Leave the pictures out, and retype all of the material exactly as written.

** START **

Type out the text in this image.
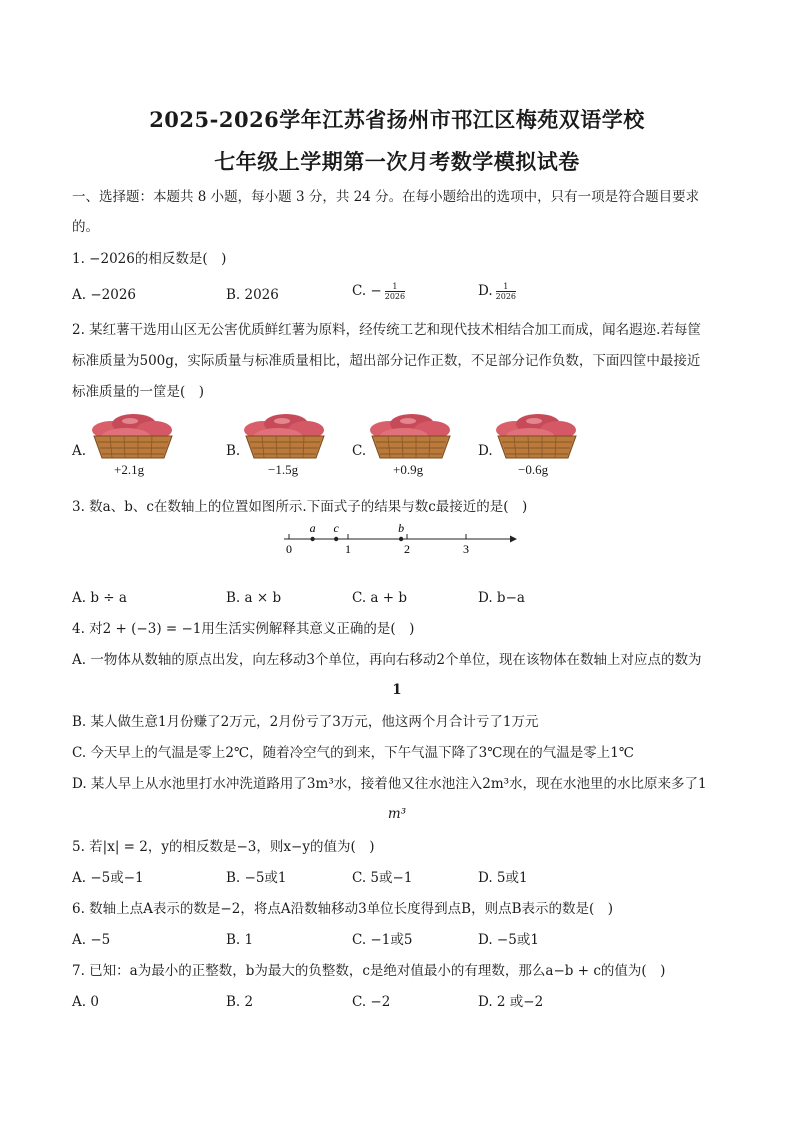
2025-2026学年江苏省扬州市邗江区梅苑双语学校
七年级上学期第一次月考数学模拟试卷
一、选择题：本题共 8 小题，每小题 3 分，共 24 分。在每小题给出的选项中，只有一项是符合题目要求
的。
1. −2026的相反数是(　)
A. −2026	B. 2026	C. − $\frac{1}{2026}$	D. $\frac{1}{2026}$
2. 某红薯干选用山区无公害优质鲜红薯为原料，经传统工艺和现代技术相结合加工而成，闻名遐迩.若每筐
标准质量为500g，实际质量与标准质量相比，超出部分记作正数，不足部分记作负数，下面四筐中最接近
标准质量的一筐是(　)
A.	B.	C.	D.
+2.1g	−1.5g	+0.9g	−0.6g
3. 数a、b、c在数轴上的位置如图所示.下面式子的结果与数c最接近的是(　)
0	1	2	3
a c	b
A. b ÷ a	B. a × b	C. a + b	D. b−a
4. 对2 + (−3) = −1用生活实例解释其意义正确的是(　)
A. 一物体从数轴的原点出发，向左移动3个单位，再向右移动2个单位，现在该物体在数轴上对应点的数为
1
B. 某人做生意1月份赚了2万元，2月份亏了3万元，他这两个月合计亏了1万元
C. 今天早上的气温是零上2℃，随着冷空气的到来，下午气温下降了3℃现在的气温是零上1℃
D. 某人早上从水池里打水冲洗道路用了3m³水，接着他又往水池注入2m³水，现在水池里的水比原来多了1
m³
5. 若|x| = 2，y的相反数是−3，则x−y的值为(　)
A. −5或−1	B. −5或1	C. 5或−1	D. 5或1
6. 数轴上点A表示的数是−2，将点A沿数轴移动3单位长度得到点B，则点B表示的数是(　)
A. −5	B. 1	C. −1或5	D. −5或1
7. 已知：a为最小的正整数，b为最大的负整数，c是绝对值最小的有理数，那么a−b + c的值为(　)
A. 0	B. 2	C. −2	D. 2 或−2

** END **

EXERCISE RESULT:
Type out the text in this image.
2025-2026学年江苏省扬州市邗江区梅苑双语学校
七年级上学期第一次月考数学模拟试卷
一、选择题：本题共 8 小题，每小题 3 分，共 24 分。在每小题给出的选项中，只有一项是符合题目要求
的。
1. −2026的相反数是(　)
A. −2026	B. 2026	C. − $\frac{1}{2026}$	D. $\frac{1}{2026}$
2. 某红薯干选用山区无公害优质鲜红薯为原料，经传统工艺和现代技术相结合加工而成，闻名遐迩.若每筐
标准质量为500g，实际质量与标准质量相比，超出部分记作正数，不足部分记作负数，下面四筐中最接近
标准质量的一筐是(　)
A.	B.	C.	D.
+2.1g	−1.5g	+0.9g	−0.6g
3. 数a、b、c在数轴上的位置如图所示.下面式子的结果与数c最接近的是(　)
0	1	2	3
a c	b
A. b ÷ a	B. a × b	C. a + b	D. b−a
4. 对2 + (−3) = −1用生活实例解释其意义正确的是(　)
A. 一物体从数轴的原点出发，向左移动3个单位，再向右移动2个单位，现在该物体在数轴上对应点的数为
1
B. 某人做生意1月份赚了2万元，2月份亏了3万元，他这两个月合计亏了1万元
C. 今天早上的气温是零上2℃，随着冷空气的到来，下午气温下降了3℃现在的气温是零上1℃
D. 某人早上从水池里打水冲洗道路用了3m³水，接着他又往水池注入2m³水，现在水池里的水比原来多了1
m³
5. 若|x| = 2，y的相反数是−3，则x−y的值为(　)
A. −5或−1	B. −5或1	C. 5或−1	D. 5或1
6. 数轴上点A表示的数是−2，将点A沿数轴移动3单位长度得到点B，则点B表示的数是(　)
A. −5	B. 1	C. −1或5	D. −5或1
7. 已知：a为最小的正整数，b为最大的负整数，c是绝对值最小的有理数，那么a−b + c的值为(　)
A. 0	B. 2	C. −2	D. 2 或−2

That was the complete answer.